WHAT IS BEING ASKED: Every line below should be copied exactly; drop the pictures.

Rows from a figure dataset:
-=-=-=-=-

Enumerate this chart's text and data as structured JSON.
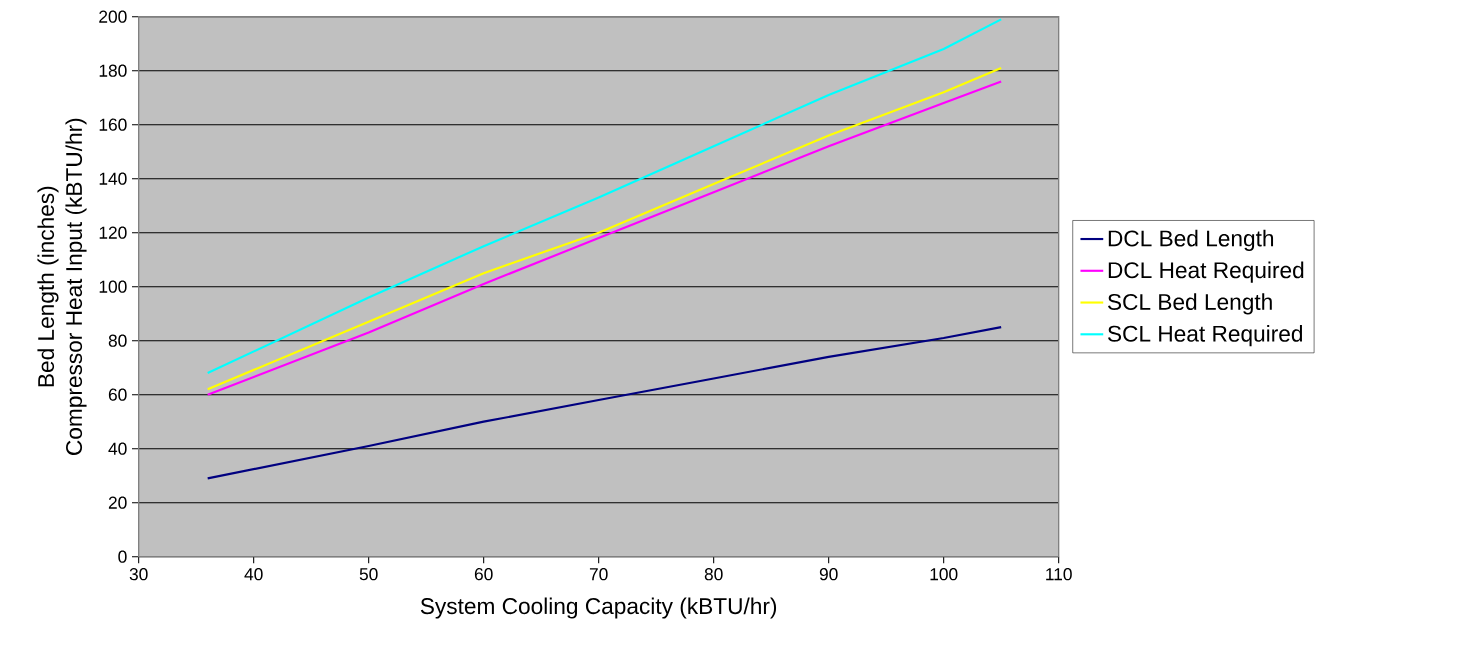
{
  "chart_data": {
    "type": "line",
    "xlabel": "System Cooling Capacity (kBTU/hr)",
    "ylabel": "Bed Length (inches) Compressor Heat Input (kBTU/hr)",
    "x": [
      36,
      50,
      60,
      70,
      80,
      90,
      100,
      105
    ],
    "series": [
      {
        "name": "DCL Bed Length",
        "color": "#000080",
        "values": [
          29,
          41,
          50,
          58,
          66,
          74,
          81,
          85
        ]
      },
      {
        "name": "DCL Heat Required",
        "color": "#ff00ff",
        "values": [
          60,
          83,
          101,
          118,
          135,
          152,
          168,
          176
        ]
      },
      {
        "name": "SCL Bed Length",
        "color": "#ffff00",
        "values": [
          62,
          87,
          105,
          120,
          138,
          156,
          172,
          181
        ]
      },
      {
        "name": "SCL Heat Required",
        "color": "#00ffff",
        "values": [
          68,
          96,
          115,
          133,
          152,
          171,
          188,
          199
        ]
      }
    ],
    "xlim": [
      30,
      110
    ],
    "xticks": [
      30,
      40,
      50,
      60,
      70,
      80,
      90,
      100,
      110
    ],
    "ylim": [
      0,
      200
    ],
    "yticks": [
      0,
      20,
      40,
      60,
      80,
      100,
      120,
      140,
      160,
      180,
      200
    ],
    "grid": "y",
    "legend": "right",
    "marker": "none",
    "line_style": "solid"
  }
}
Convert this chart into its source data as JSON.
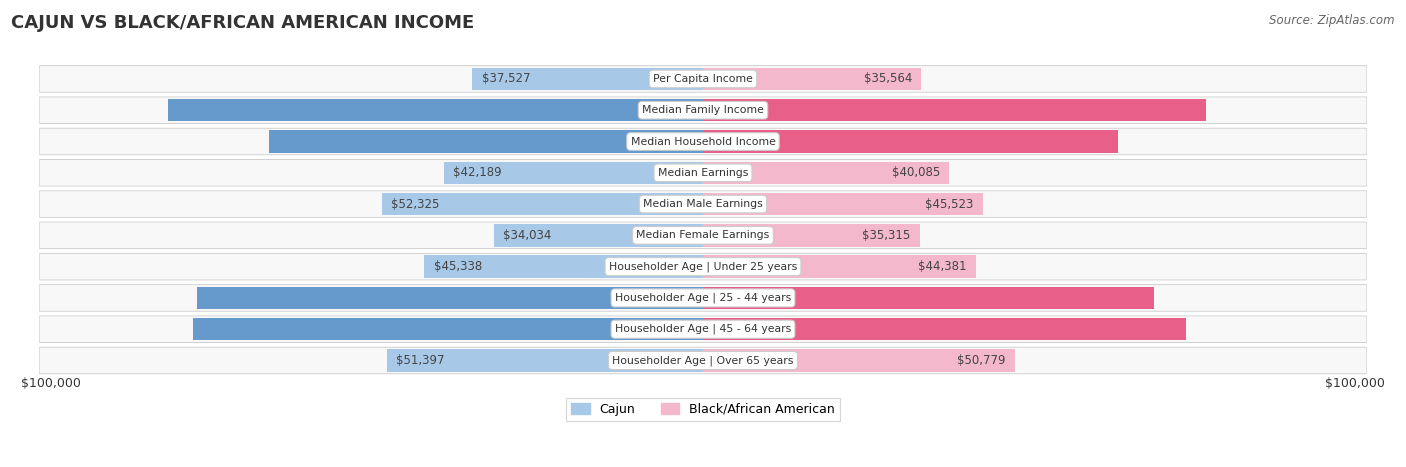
{
  "title": "CAJUN VS BLACK/AFRICAN AMERICAN INCOME",
  "source": "Source: ZipAtlas.com",
  "categories": [
    "Per Capita Income",
    "Median Family Income",
    "Median Household Income",
    "Median Earnings",
    "Median Male Earnings",
    "Median Female Earnings",
    "Householder Age | Under 25 years",
    "Householder Age | 25 - 44 years",
    "Householder Age | 45 - 64 years",
    "Householder Age | Over 65 years"
  ],
  "cajun_values": [
    37527,
    87157,
    70605,
    42189,
    52325,
    34034,
    45338,
    82393,
    83015,
    51397
  ],
  "black_values": [
    35564,
    81912,
    67573,
    40085,
    45523,
    35315,
    44381,
    73370,
    78556,
    50779
  ],
  "cajun_color_light": "#a8c8e8",
  "cajun_color_dark": "#6699cc",
  "black_color_light": "#f4b8cc",
  "black_color_dark": "#e8608a",
  "cajun_dark_threshold": 65000,
  "black_dark_threshold": 65000,
  "max_value": 100000,
  "row_bg_color": "#ebebeb",
  "row_bg_inner": "#f8f8f8",
  "xlabel_left": "$100,000",
  "xlabel_right": "$100,000",
  "legend_cajun": "Cajun",
  "legend_black": "Black/African American"
}
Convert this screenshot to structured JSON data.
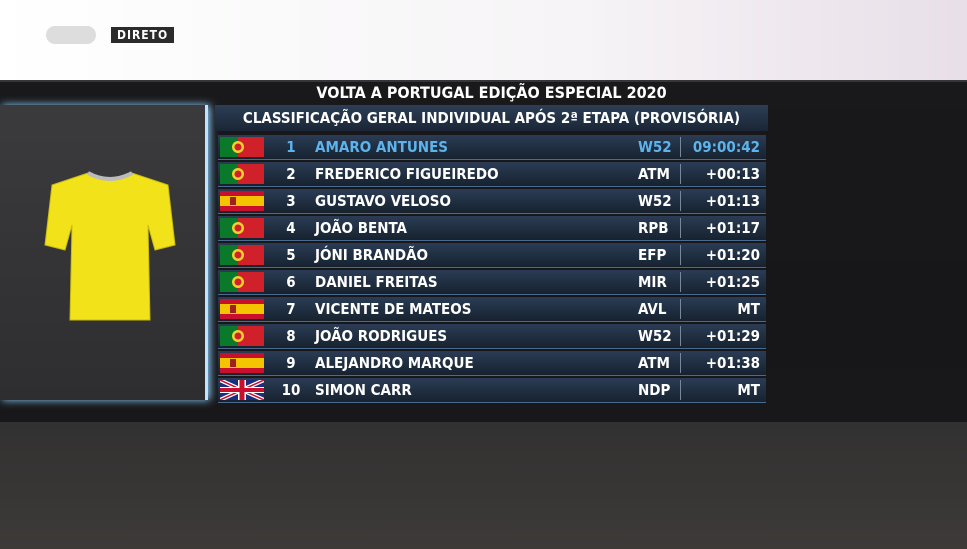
{
  "badge": "DIRETO",
  "title": "VOLTA A PORTUGAL EDIÇÃO ESPECIAL 2020",
  "subtitle": "CLASSIFICAÇÃO GERAL INDIVIDUAL APÓS 2ª ETAPA (PROVISÓRIA)",
  "table": {
    "rows": [
      [
        "1",
        "AMARO ANTUNES",
        "W52",
        "09:00:42"
      ],
      [
        "2",
        "FREDERICO FIGUEIREDO",
        "ATM",
        "+00:13"
      ],
      [
        "3",
        "GUSTAVO VELOSO",
        "W52",
        "+01:13"
      ],
      [
        "4",
        "JOÃO BENTA",
        "RPB",
        "+01:17"
      ],
      [
        "5",
        "JÓNI BRANDÃO",
        "EFP",
        "+01:20"
      ],
      [
        "6",
        "DANIEL FREITAS",
        "MIR",
        "+01:25"
      ],
      [
        "7",
        "VICENTE DE MATEOS",
        "AVL",
        "MT"
      ],
      [
        "8",
        "JOÃO RODRIGUES",
        "W52",
        "+01:29"
      ],
      [
        "9",
        "ALEJANDRO MARQUE",
        "ATM",
        "+01:38"
      ],
      [
        "10",
        "SIMON CARR",
        "NDP",
        "MT"
      ]
    ]
  }
}
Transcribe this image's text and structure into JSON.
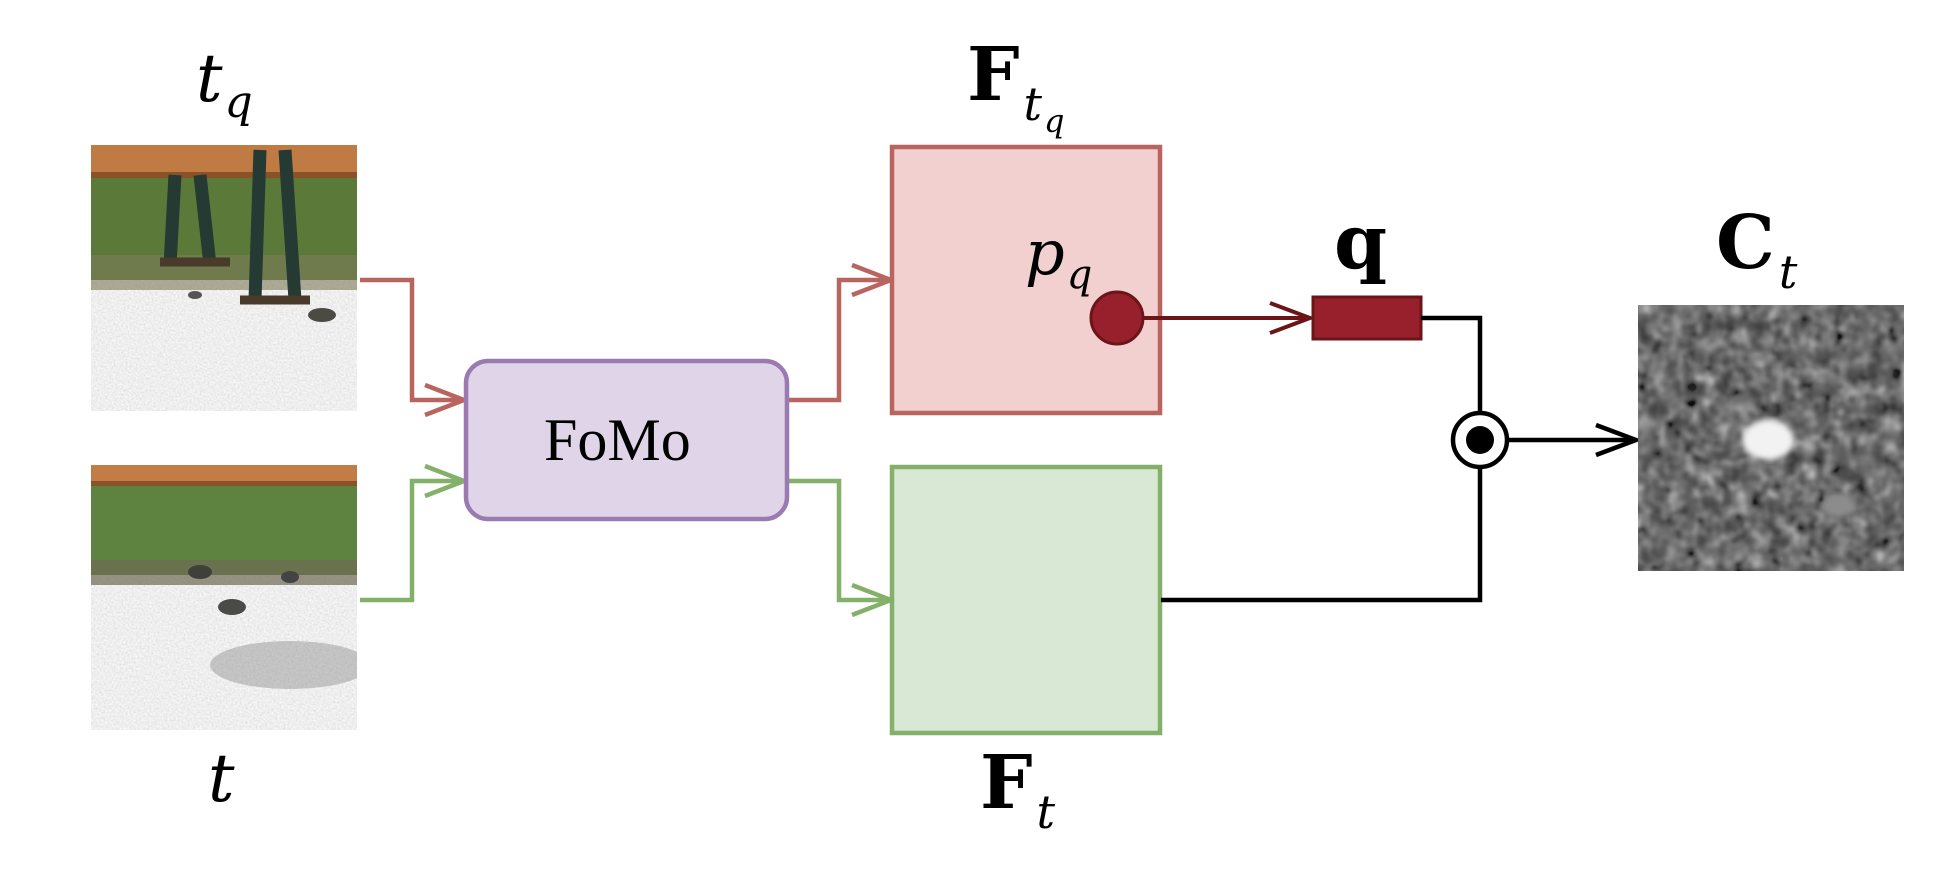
{
  "inputs": {
    "query_frame": {
      "symbol": "t",
      "subscript": "q"
    },
    "target_frame": {
      "symbol": "t"
    }
  },
  "model": {
    "label": "FoMo"
  },
  "features": {
    "query": {
      "symbol": "F",
      "subscript": "t",
      "subsub": "q"
    },
    "target": {
      "symbol": "F",
      "subscript": "t"
    },
    "query_point": {
      "symbol": "p",
      "subscript": "q"
    }
  },
  "query_vector": {
    "symbol": "q"
  },
  "correlation": {
    "symbol": "C",
    "subscript": "t"
  },
  "colors": {
    "query_path": "#b86560",
    "target_path": "#85b06a",
    "model_fill": "#e0d5e8",
    "model_stroke": "#9a7ab0",
    "query_feat_fill": "#f2d0cf",
    "target_feat_fill": "#d8e8d4",
    "query_vec": "#97202c",
    "dark_arrow": "#6b1519"
  }
}
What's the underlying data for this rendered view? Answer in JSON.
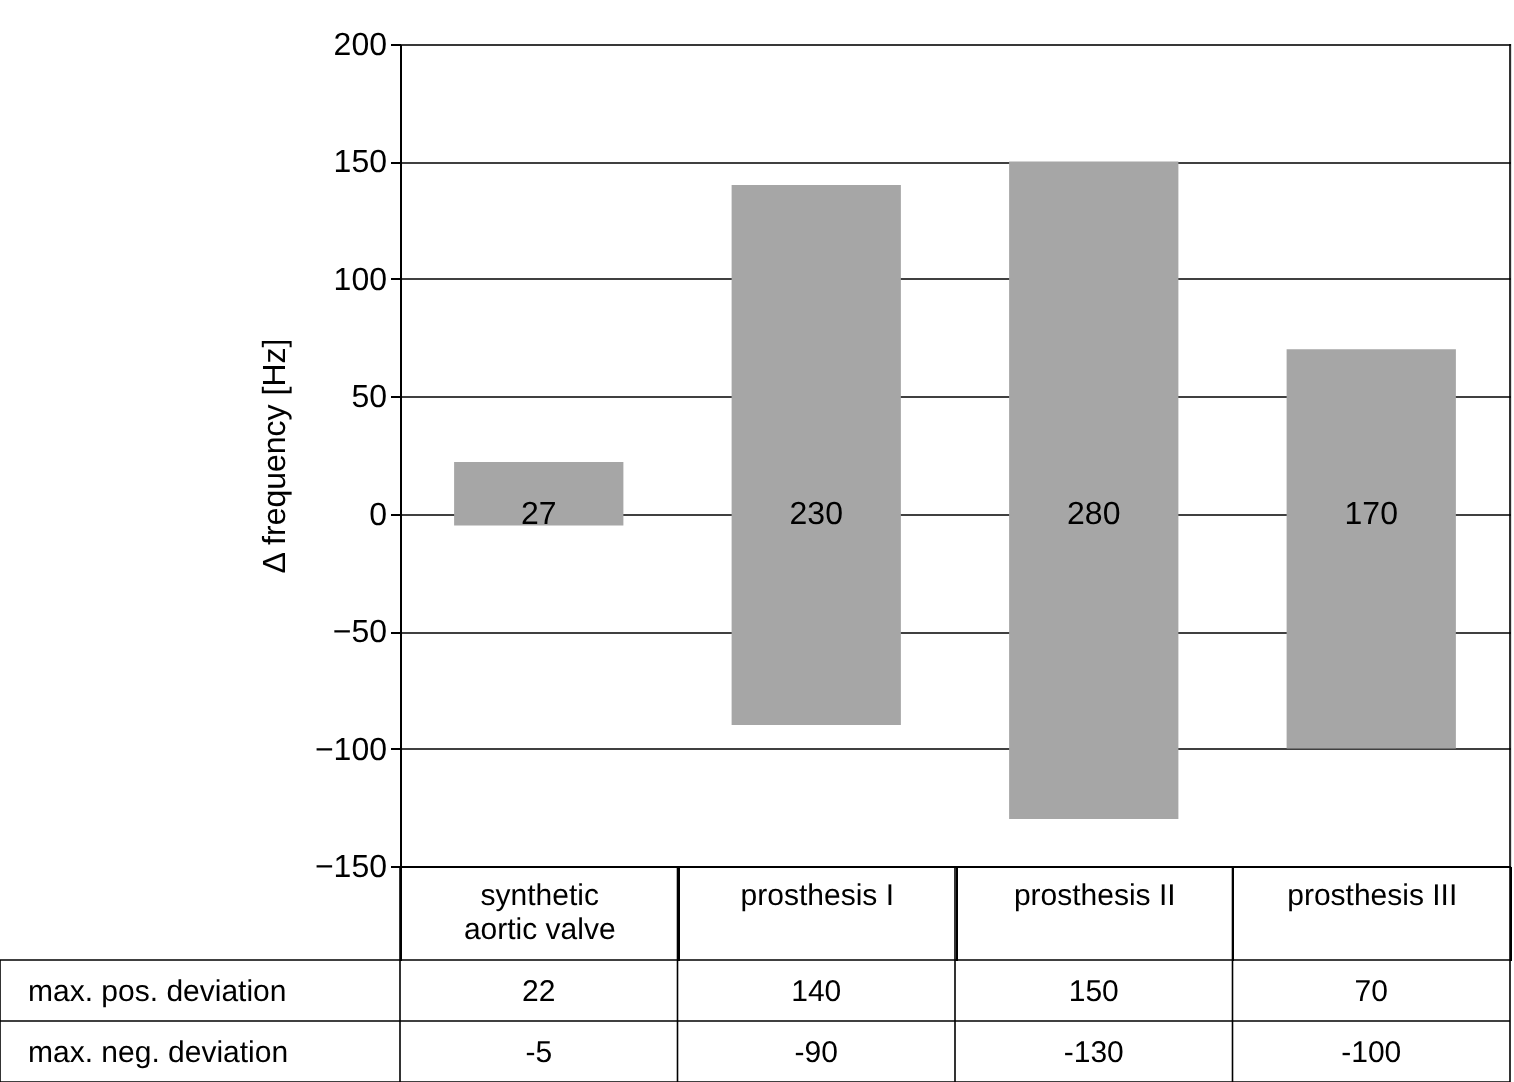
{
  "chart_data": {
    "type": "bar",
    "ylabel": "Δ frequency [Hz]",
    "categories": [
      "synthetic aortic valve",
      "prosthesis I",
      "prosthesis II",
      "prosthesis III"
    ],
    "base": [
      -5,
      -90,
      -130,
      -100
    ],
    "values": [
      27,
      230,
      280,
      170
    ],
    "color": "#a6a6a6",
    "data_labels": true,
    "ylim": [
      -150,
      200
    ],
    "yticks": [
      -150,
      -100,
      -50,
      0,
      50,
      100,
      150,
      200
    ],
    "grid": "y",
    "annotations": [
      "max. pos. deviation",
      "22",
      "140",
      "150",
      "70",
      "max. neg. deviation",
      "-5",
      "-90",
      "-130",
      "-100"
    ]
  }
}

-=-=-=-=-

EXERCISE RESPONSE:
Enumerate this chart's text and data as structured JSON.
{
  "chart_data": {
    "type": "line",
    "xlabel": "System Cooling Capacity (kBTU/hr)",
    "ylabel": "Bed Length (inches) Compressor Heat Input (kBTU/hr)",
    "x": [
      36,
      50,
      60,
      70,
      80,
      90,
      100,
      105
    ],
    "series": [
      {
        "name": "DCL Bed Length",
        "color": "#000080",
        "values": [
          29,
          41,
          50,
          58,
          66,
          74,
          81,
          85
        ]
      },
      {
        "name": "DCL Heat Required",
        "color": "#ff00ff",
        "values": [
          60,
          83,
          101,
          118,
          135,
          152,
          168,
          176
        ]
      },
      {
        "name": "SCL Bed Length",
        "color": "#ffff00",
        "values": [
          62,
          87,
          105,
          120,
          138,
          156,
          172,
          181
        ]
      },
      {
        "name": "SCL Heat Required",
        "color": "#00ffff",
        "values": [
          68,
          96,
          115,
          133,
          152,
          171,
          188,
          199
        ]
      }
    ],
    "xlim": [
      30,
      110
    ],
    "xticks": [
      30,
      40,
      50,
      60,
      70,
      80,
      90,
      100,
      110
    ],
    "ylim": [
      0,
      200
    ],
    "yticks": [
      0,
      20,
      40,
      60,
      80,
      100,
      120,
      140,
      160,
      180,
      200
    ],
    "grid": "y",
    "legend": "right",
    "marker": "none",
    "line_style": "solid"
  }
}
Convert this chart into its source data as JSON.
{
  "title": "CAJUN VS BLACK/AFRICAN AMERICAN INCOME",
  "source": "Source: ZipAtlas.com",
  "categories": [
    "Per Capita Income",
    "Median Family Income",
    "Median Household Income",
    "Median Earnings",
    "Median Male Earnings",
    "Median Female Earnings",
    "Householder Age | Under 25 years",
    "Householder Age | 25 - 44 years",
    "Householder Age | 45 - 64 years",
    "Householder Age | Over 65 years"
  ],
  "cajun_values": [
    37527,
    87157,
    70605,
    42189,
    52325,
    34034,
    45338,
    82393,
    83015,
    51397
  ],
  "black_values": [
    35564,
    81912,
    67573,
    40085,
    45523,
    35315,
    44381,
    73370,
    78556,
    50779
  ],
  "cajun_color_light": "#a8c8e8",
  "cajun_color_dark": "#6699cc",
  "black_color_light": "#f4b8cc",
  "black_color_dark": "#e8608a",
  "cajun_dark_threshold": 65000,
  "black_dark_threshold": 65000,
  "max_value": 100000,
  "row_bg_color": "#ebebeb",
  "row_bg_inner": "#f8f8f8",
  "xlabel_left": "$100,000",
  "xlabel_right": "$100,000",
  "legend_cajun": "Cajun",
  "legend_black": "Black/African American"
}
Convert this screenshot to structured JSON data.
{
  "badge": "DIRETO",
  "title": "VOLTA A PORTUGAL EDIÇÃO ESPECIAL 2020",
  "subtitle": "CLASSIFICAÇÃO GERAL INDIVIDUAL APÓS 2ª ETAPA (PROVISÓRIA)",
  "table": {
    "rows": [
      [
        "1",
        "AMARO ANTUNES",
        "W52",
        "09:00:42"
      ],
      [
        "2",
        "FREDERICO FIGUEIREDO",
        "ATM",
        "+00:13"
      ],
      [
        "3",
        "GUSTAVO VELOSO",
        "W52",
        "+01:13"
      ],
      [
        "4",
        "JOÃO BENTA",
        "RPB",
        "+01:17"
      ],
      [
        "5",
        "JÓNI BRANDÃO",
        "EFP",
        "+01:20"
      ],
      [
        "6",
        "DANIEL FREITAS",
        "MIR",
        "+01:25"
      ],
      [
        "7",
        "VICENTE DE MATEOS",
        "AVL",
        "MT"
      ],
      [
        "8",
        "JOÃO RODRIGUES",
        "W52",
        "+01:29"
      ],
      [
        "9",
        "ALEJANDRO MARQUE",
        "ATM",
        "+01:38"
      ],
      [
        "10",
        "SIMON CARR",
        "NDP",
        "MT"
      ]
    ]
  }
}
Transcribe this image's text and structure into JSON.
{
  "inputs": {
    "query_frame": {
      "symbol": "t",
      "subscript": "q"
    },
    "target_frame": {
      "symbol": "t"
    }
  },
  "model": {
    "label": "FoMo"
  },
  "features": {
    "query": {
      "symbol": "F",
      "subscript": "t",
      "subsub": "q"
    },
    "target": {
      "symbol": "F",
      "subscript": "t"
    },
    "query_point": {
      "symbol": "p",
      "subscript": "q"
    }
  },
  "query_vector": {
    "symbol": "q"
  },
  "correlation": {
    "symbol": "C",
    "subscript": "t"
  },
  "colors": {
    "query_path": "#b86560",
    "target_path": "#85b06a",
    "model_fill": "#e0d5e8",
    "model_stroke": "#9a7ab0",
    "query_feat_fill": "#f2d0cf",
    "target_feat_fill": "#d8e8d4",
    "query_vec": "#97202c",
    "dark_arrow": "#6b1519"
  }
}
What's the underlying data for this rendered view? Answer in JSON.
{
  "chart_data": {
    "type": "bar",
    "ylabel": "Δ frequency [Hz]",
    "categories": [
      "synthetic aortic valve",
      "prosthesis I",
      "prosthesis II",
      "prosthesis III"
    ],
    "base": [
      -5,
      -90,
      -130,
      -100
    ],
    "values": [
      27,
      230,
      280,
      170
    ],
    "color": "#a6a6a6",
    "data_labels": true,
    "ylim": [
      -150,
      200
    ],
    "yticks": [
      -150,
      -100,
      -50,
      0,
      50,
      100,
      150,
      200
    ],
    "grid": "y",
    "annotations": [
      "max. pos. deviation",
      "22",
      "140",
      "150",
      "70",
      "max. neg. deviation",
      "-5",
      "-90",
      "-130",
      "-100"
    ]
  }
}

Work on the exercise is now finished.